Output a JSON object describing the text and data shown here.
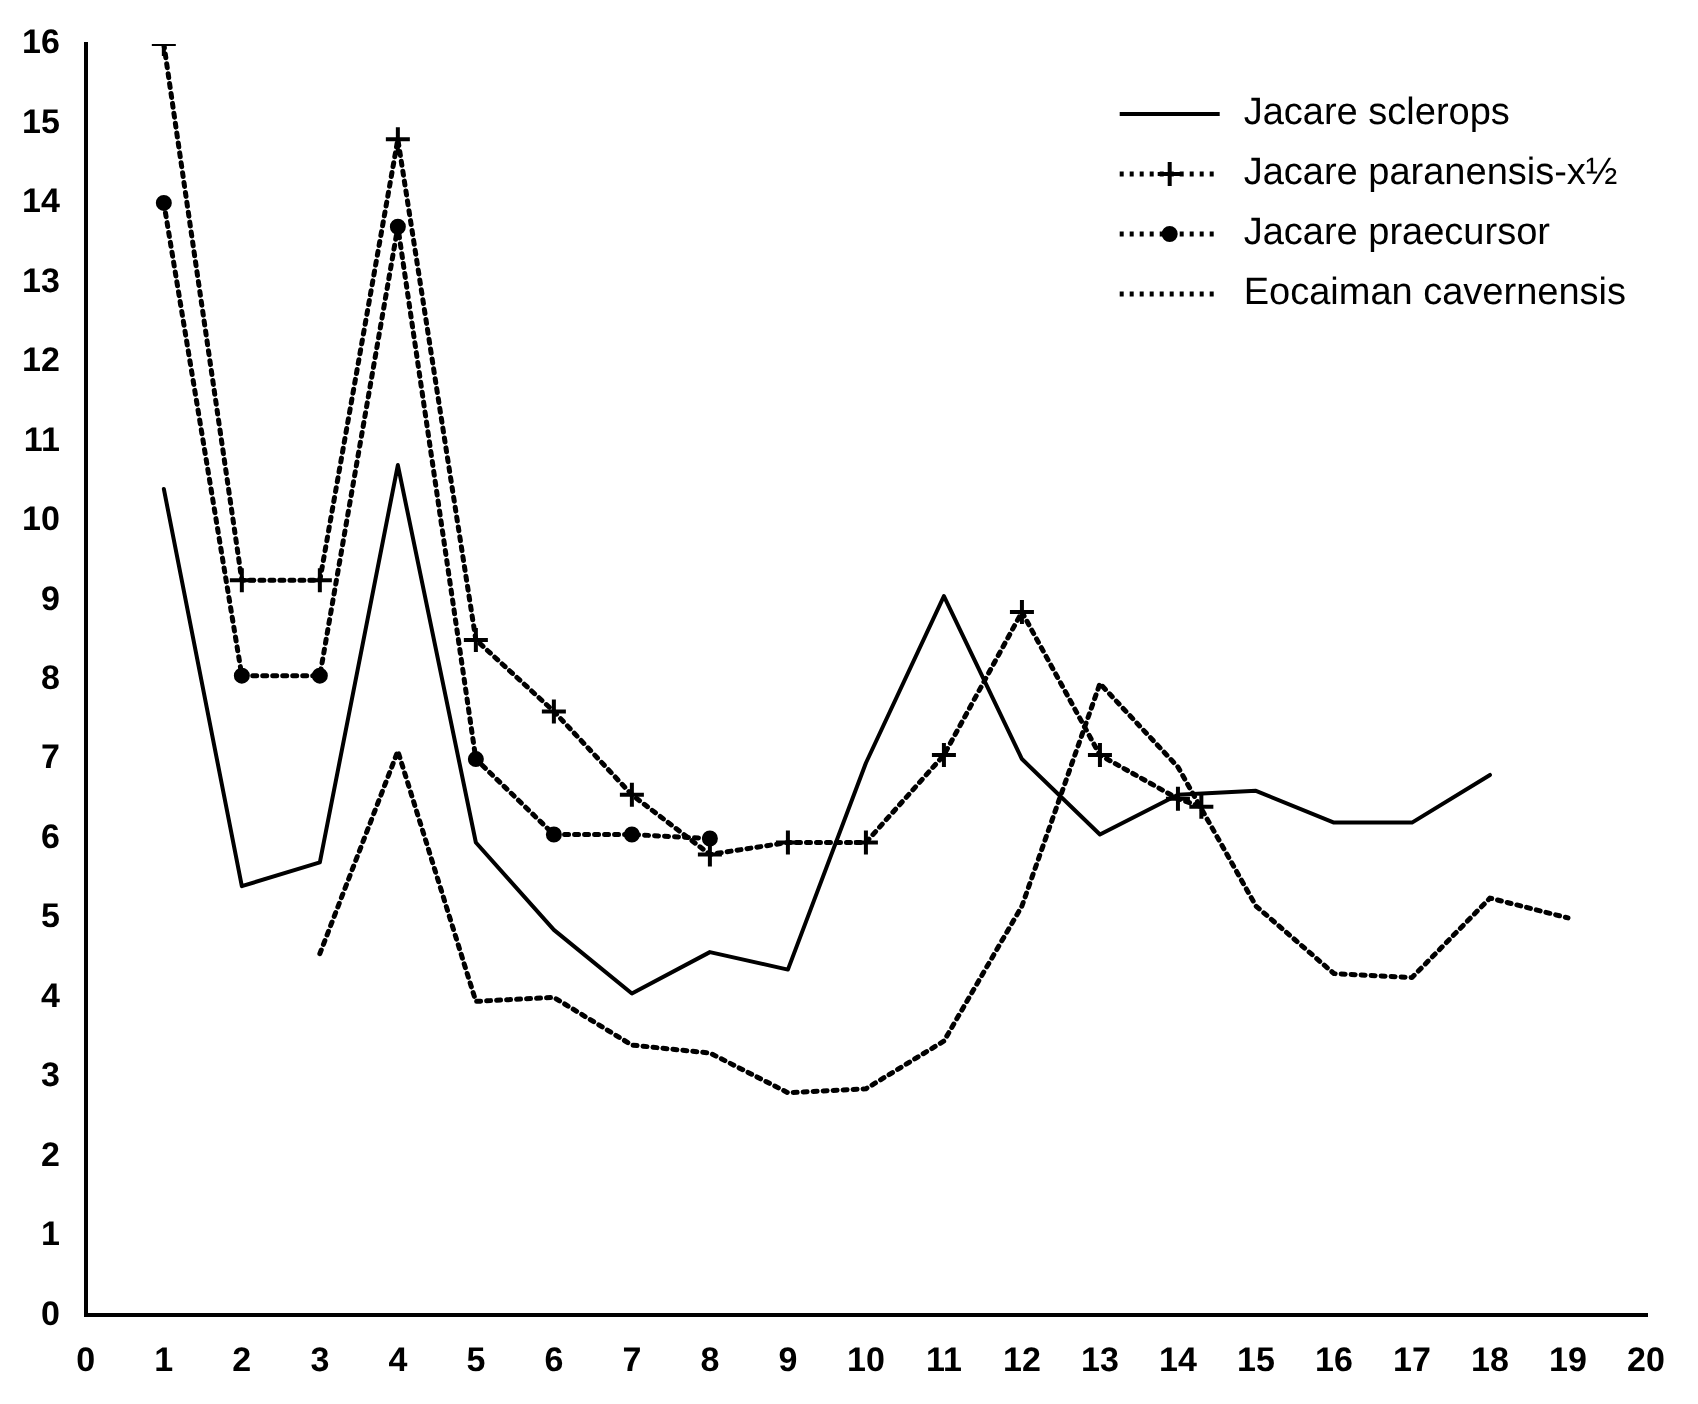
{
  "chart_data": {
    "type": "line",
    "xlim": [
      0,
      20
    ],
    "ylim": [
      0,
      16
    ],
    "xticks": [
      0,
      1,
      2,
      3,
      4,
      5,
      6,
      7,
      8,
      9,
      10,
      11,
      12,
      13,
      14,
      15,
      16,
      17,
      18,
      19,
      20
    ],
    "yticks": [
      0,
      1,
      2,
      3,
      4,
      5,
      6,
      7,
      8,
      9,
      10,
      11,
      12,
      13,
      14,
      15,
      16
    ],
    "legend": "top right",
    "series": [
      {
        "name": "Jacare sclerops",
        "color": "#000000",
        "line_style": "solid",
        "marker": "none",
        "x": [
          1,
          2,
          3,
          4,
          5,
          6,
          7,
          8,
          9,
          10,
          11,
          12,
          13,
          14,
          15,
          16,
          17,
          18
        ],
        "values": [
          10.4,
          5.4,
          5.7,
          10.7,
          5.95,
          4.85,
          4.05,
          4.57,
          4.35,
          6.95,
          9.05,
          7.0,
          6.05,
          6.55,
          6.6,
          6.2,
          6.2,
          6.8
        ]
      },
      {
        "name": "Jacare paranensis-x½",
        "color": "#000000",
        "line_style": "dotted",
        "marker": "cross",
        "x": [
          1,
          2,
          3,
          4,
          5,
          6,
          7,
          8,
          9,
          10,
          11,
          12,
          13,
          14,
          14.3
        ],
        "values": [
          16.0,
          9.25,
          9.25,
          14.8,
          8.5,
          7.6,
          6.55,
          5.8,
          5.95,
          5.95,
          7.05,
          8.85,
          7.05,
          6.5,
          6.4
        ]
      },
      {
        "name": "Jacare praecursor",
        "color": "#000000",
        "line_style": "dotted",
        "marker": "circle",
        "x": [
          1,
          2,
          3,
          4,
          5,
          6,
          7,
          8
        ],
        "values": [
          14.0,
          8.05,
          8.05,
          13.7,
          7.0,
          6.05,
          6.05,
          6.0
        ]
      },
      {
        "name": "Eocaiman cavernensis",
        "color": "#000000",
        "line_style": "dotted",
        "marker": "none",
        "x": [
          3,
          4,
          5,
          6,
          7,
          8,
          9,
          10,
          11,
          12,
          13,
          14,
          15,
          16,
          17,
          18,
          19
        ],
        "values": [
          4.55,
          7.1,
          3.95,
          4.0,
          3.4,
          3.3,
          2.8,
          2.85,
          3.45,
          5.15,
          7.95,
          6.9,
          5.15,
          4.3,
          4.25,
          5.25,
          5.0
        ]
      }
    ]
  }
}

# # # #

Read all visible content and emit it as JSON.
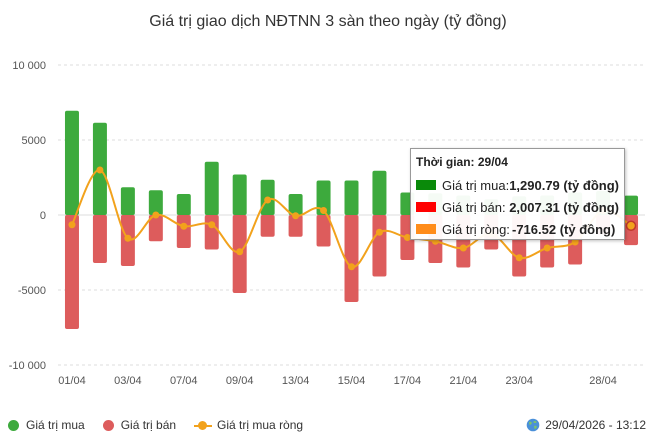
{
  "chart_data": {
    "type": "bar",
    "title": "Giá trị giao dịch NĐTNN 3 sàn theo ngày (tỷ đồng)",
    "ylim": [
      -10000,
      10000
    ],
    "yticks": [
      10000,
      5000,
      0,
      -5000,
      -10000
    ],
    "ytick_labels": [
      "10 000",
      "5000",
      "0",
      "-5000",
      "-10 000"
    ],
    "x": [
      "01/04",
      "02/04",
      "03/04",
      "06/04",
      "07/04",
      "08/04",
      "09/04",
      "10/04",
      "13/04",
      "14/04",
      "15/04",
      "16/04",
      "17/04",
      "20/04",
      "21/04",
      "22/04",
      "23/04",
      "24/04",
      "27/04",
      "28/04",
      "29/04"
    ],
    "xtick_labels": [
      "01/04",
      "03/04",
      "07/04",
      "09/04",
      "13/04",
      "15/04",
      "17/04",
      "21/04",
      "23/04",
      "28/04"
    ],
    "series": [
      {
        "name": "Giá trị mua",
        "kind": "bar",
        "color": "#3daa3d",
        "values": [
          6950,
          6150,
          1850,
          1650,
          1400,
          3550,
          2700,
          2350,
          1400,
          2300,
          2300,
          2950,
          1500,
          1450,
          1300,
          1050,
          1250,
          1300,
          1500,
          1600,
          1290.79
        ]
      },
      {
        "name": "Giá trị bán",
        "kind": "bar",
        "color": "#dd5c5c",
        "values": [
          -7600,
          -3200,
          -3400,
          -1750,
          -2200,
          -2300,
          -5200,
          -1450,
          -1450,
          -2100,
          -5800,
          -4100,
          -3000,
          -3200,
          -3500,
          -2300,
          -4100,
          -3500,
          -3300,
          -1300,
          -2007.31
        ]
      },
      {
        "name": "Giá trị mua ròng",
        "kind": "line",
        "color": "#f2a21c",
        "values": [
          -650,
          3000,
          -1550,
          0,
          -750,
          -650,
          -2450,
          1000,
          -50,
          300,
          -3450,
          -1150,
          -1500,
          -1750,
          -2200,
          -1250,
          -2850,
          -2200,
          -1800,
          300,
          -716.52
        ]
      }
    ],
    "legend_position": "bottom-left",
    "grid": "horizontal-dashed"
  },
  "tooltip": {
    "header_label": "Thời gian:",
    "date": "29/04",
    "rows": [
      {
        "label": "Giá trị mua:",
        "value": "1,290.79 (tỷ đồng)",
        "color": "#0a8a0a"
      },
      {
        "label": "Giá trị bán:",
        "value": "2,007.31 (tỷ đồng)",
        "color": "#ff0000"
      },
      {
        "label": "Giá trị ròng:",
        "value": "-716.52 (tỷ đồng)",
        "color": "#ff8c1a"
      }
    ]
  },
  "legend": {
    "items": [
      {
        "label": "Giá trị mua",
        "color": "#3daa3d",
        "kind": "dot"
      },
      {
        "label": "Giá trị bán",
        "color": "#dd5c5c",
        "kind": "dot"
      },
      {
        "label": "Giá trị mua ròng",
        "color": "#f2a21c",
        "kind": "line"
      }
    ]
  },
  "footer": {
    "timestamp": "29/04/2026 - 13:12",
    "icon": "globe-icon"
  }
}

# # # #

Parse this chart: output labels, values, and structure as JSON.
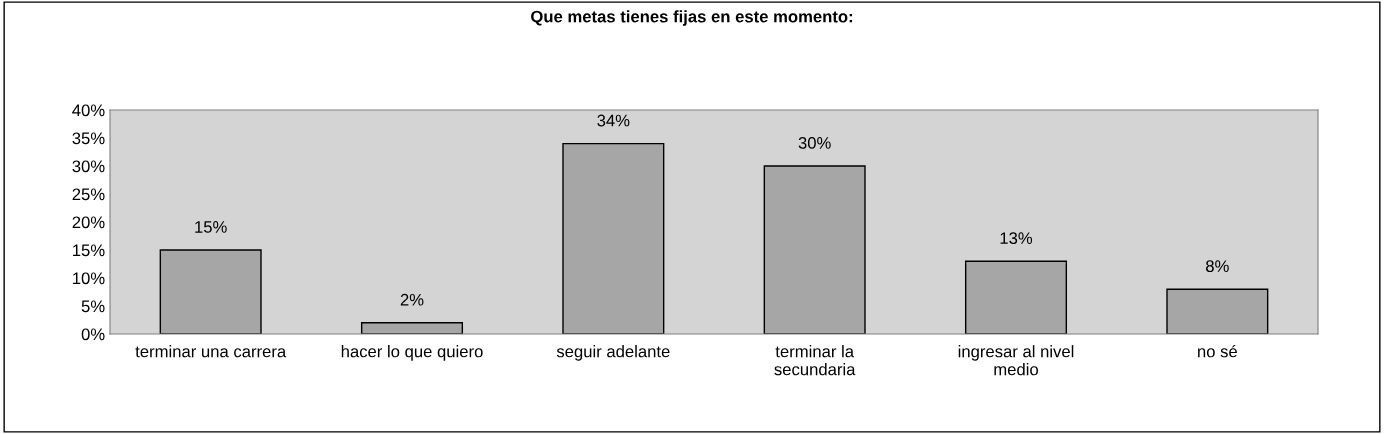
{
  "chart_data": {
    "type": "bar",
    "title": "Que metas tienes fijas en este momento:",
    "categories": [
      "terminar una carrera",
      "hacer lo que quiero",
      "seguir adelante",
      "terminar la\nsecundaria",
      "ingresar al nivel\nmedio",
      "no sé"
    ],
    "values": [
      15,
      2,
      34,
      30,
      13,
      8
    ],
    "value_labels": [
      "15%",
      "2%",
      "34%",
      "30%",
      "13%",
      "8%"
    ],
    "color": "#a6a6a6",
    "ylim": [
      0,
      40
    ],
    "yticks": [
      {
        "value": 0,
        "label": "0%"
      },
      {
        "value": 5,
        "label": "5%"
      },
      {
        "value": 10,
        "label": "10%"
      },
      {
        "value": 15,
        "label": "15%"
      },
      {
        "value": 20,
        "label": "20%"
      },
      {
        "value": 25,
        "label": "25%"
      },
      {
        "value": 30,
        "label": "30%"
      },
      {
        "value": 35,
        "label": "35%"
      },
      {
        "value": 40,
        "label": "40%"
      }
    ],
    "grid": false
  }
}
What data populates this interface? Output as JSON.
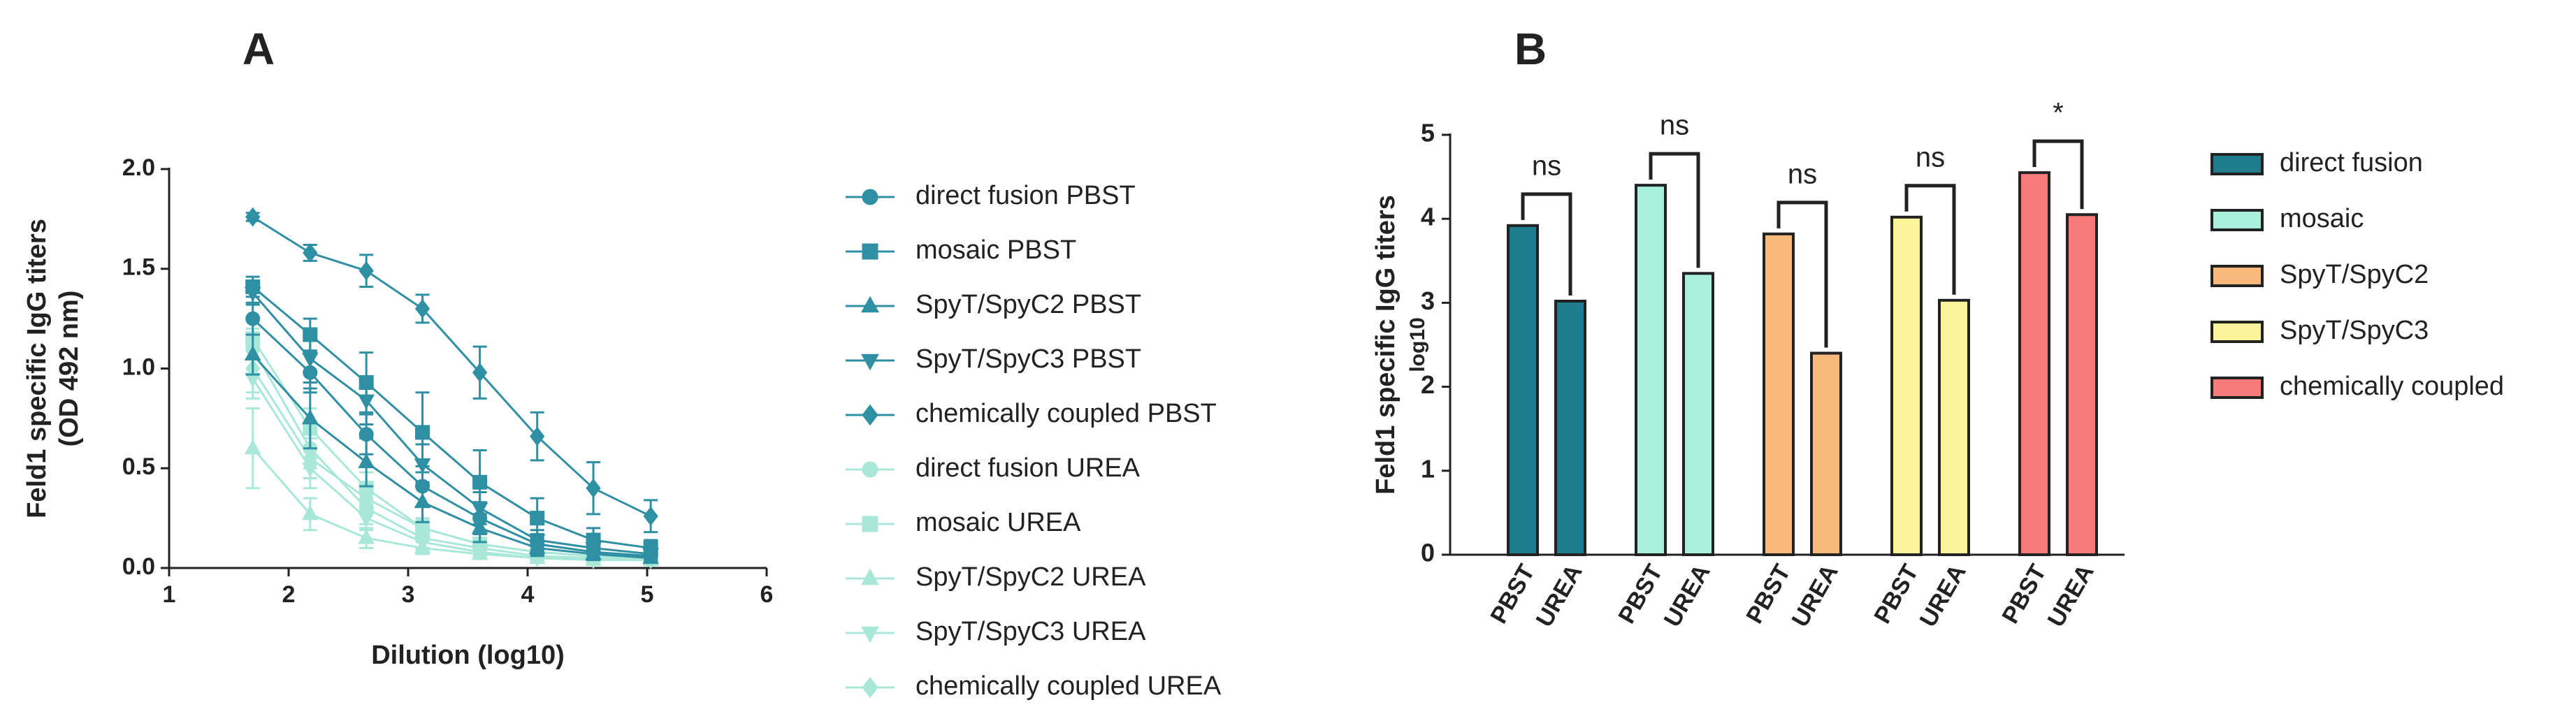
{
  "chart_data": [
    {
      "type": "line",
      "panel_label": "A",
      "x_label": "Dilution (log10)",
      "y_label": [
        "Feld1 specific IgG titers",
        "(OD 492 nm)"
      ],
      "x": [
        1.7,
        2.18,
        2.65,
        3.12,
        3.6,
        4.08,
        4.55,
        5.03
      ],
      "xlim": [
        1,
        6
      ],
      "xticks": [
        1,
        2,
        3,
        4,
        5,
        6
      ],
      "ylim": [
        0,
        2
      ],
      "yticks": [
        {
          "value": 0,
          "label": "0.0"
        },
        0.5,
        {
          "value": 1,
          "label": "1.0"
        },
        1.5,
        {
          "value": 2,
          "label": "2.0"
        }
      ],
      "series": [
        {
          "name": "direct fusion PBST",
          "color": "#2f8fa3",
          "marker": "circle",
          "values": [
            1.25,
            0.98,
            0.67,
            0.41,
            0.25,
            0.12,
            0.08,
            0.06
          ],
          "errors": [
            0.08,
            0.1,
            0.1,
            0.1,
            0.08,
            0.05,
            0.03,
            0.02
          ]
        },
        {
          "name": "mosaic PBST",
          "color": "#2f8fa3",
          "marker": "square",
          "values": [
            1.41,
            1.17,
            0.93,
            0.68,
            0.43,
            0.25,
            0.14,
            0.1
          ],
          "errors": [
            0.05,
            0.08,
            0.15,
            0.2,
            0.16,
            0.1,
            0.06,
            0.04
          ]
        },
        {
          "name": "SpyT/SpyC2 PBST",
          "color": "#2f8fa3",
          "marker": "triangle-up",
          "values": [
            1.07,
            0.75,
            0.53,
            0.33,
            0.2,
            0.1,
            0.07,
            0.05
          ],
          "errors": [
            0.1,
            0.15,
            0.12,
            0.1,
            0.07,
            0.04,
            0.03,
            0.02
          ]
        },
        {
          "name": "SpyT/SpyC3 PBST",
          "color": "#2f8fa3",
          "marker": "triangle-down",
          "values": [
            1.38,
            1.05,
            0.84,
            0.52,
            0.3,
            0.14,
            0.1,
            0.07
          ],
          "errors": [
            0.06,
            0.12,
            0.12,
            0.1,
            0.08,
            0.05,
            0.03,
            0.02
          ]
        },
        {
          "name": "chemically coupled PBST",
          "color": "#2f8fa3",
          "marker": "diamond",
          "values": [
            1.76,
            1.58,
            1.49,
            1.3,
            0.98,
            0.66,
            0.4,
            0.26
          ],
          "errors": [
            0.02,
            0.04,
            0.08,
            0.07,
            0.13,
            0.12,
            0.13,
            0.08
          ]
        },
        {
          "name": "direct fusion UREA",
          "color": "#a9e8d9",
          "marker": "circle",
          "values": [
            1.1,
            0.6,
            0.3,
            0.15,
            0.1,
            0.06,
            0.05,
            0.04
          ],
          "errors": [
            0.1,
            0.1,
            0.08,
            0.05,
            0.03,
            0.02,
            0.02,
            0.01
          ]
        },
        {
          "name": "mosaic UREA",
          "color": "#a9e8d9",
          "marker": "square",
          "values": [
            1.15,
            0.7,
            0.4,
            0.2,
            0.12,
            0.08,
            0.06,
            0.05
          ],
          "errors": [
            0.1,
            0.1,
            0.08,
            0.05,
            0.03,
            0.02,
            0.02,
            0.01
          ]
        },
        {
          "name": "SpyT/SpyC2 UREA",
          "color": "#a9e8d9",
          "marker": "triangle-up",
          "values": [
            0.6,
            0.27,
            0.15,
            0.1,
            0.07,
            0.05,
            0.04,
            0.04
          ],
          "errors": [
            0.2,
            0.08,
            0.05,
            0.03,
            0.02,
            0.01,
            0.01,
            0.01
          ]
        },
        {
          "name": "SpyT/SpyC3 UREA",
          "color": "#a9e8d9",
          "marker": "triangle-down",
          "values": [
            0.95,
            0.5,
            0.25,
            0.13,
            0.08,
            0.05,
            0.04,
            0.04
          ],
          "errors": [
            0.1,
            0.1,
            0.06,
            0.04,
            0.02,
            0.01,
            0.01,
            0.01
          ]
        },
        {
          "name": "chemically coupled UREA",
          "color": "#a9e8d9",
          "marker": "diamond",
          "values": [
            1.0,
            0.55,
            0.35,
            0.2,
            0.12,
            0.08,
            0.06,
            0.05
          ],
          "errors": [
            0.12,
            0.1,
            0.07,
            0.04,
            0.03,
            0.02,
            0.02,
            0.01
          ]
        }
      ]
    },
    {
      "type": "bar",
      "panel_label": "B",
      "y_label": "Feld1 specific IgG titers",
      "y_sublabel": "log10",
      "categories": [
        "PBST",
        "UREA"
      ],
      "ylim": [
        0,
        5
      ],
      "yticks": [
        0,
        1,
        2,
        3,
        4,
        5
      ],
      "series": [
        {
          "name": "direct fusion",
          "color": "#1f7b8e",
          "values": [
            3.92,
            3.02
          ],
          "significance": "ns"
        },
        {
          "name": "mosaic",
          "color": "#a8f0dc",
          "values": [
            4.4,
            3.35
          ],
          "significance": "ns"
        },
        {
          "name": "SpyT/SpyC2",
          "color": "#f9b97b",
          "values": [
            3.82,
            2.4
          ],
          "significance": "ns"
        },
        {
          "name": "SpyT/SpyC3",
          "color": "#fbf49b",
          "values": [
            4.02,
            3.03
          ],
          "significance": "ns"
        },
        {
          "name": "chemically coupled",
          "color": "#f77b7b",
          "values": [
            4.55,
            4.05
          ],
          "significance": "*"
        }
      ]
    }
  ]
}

# # # #

* **EXERCISE DESCRIPTION**: The string "terminar" may appear in lines of the listing above; tally those lines and give the number only.

* **THE SOLUTION**: 2